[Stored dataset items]
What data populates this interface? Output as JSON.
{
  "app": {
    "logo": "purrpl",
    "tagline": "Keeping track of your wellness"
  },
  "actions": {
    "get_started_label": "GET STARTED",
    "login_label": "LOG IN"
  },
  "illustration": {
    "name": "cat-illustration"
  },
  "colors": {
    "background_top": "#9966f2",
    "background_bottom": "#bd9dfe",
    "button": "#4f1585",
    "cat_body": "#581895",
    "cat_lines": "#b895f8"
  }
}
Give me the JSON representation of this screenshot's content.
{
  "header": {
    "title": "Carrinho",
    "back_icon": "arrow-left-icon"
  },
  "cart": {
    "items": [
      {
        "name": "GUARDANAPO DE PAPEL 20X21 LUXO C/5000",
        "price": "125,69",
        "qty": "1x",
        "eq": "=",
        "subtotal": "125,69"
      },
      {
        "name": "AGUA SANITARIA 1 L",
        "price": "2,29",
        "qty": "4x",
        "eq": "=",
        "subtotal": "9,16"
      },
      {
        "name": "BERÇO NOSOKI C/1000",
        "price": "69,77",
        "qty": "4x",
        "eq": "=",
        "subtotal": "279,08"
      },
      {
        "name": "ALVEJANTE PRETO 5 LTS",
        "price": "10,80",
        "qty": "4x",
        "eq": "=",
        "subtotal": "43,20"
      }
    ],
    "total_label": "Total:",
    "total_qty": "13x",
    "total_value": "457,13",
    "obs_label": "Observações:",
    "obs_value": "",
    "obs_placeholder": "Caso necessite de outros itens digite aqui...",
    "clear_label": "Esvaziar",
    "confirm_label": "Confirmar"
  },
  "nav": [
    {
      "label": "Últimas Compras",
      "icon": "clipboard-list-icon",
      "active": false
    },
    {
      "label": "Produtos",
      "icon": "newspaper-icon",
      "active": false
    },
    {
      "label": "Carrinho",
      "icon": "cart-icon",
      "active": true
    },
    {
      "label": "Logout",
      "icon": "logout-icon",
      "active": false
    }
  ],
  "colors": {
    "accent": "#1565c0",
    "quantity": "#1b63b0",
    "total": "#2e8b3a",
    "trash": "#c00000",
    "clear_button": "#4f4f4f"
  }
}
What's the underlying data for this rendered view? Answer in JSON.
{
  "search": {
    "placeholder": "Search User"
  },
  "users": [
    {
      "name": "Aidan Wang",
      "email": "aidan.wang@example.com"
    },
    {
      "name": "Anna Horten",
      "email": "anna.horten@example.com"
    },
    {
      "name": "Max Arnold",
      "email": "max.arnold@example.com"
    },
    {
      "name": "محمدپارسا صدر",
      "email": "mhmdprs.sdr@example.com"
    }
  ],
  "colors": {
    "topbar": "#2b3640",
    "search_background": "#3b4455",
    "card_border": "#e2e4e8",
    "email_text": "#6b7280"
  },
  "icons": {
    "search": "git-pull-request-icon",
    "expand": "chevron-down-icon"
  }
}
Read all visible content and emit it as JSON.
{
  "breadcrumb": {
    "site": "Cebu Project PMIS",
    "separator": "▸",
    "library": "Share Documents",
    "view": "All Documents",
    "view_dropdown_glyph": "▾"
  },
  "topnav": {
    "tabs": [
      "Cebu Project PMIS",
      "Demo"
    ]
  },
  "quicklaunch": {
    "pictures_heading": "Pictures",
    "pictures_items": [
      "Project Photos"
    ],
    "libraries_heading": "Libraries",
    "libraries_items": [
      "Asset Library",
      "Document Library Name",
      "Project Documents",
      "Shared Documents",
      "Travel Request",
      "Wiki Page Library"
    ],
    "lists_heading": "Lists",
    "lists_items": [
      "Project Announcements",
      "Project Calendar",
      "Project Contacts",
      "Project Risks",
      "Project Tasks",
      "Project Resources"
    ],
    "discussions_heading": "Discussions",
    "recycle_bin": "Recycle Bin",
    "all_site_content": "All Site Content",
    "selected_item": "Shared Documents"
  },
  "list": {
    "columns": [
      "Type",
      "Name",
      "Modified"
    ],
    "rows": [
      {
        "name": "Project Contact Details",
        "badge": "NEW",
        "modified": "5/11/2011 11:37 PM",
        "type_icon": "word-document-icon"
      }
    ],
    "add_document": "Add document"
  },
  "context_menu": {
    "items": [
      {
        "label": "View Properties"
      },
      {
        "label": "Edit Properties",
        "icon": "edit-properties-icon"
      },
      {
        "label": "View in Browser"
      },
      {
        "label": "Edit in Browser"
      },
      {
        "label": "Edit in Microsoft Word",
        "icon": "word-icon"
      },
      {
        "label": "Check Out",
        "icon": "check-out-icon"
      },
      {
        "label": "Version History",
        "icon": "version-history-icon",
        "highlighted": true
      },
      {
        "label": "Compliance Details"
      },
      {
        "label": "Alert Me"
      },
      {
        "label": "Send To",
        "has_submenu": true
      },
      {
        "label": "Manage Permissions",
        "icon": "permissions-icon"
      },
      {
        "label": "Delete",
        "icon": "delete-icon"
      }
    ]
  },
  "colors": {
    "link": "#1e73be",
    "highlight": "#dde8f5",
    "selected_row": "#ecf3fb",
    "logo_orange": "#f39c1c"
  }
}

WORK INSTRUCTIONS:
Pull every line containing the word "example" out of the material and copy it.

SOLUTION FOR THIS PROBLEM:
      "email": "aidan.wang@example.com"
      "email": "anna.horten@example.com"
      "email": "max.arnold@example.com"
      "email": "mhmdprs.sdr@example.com"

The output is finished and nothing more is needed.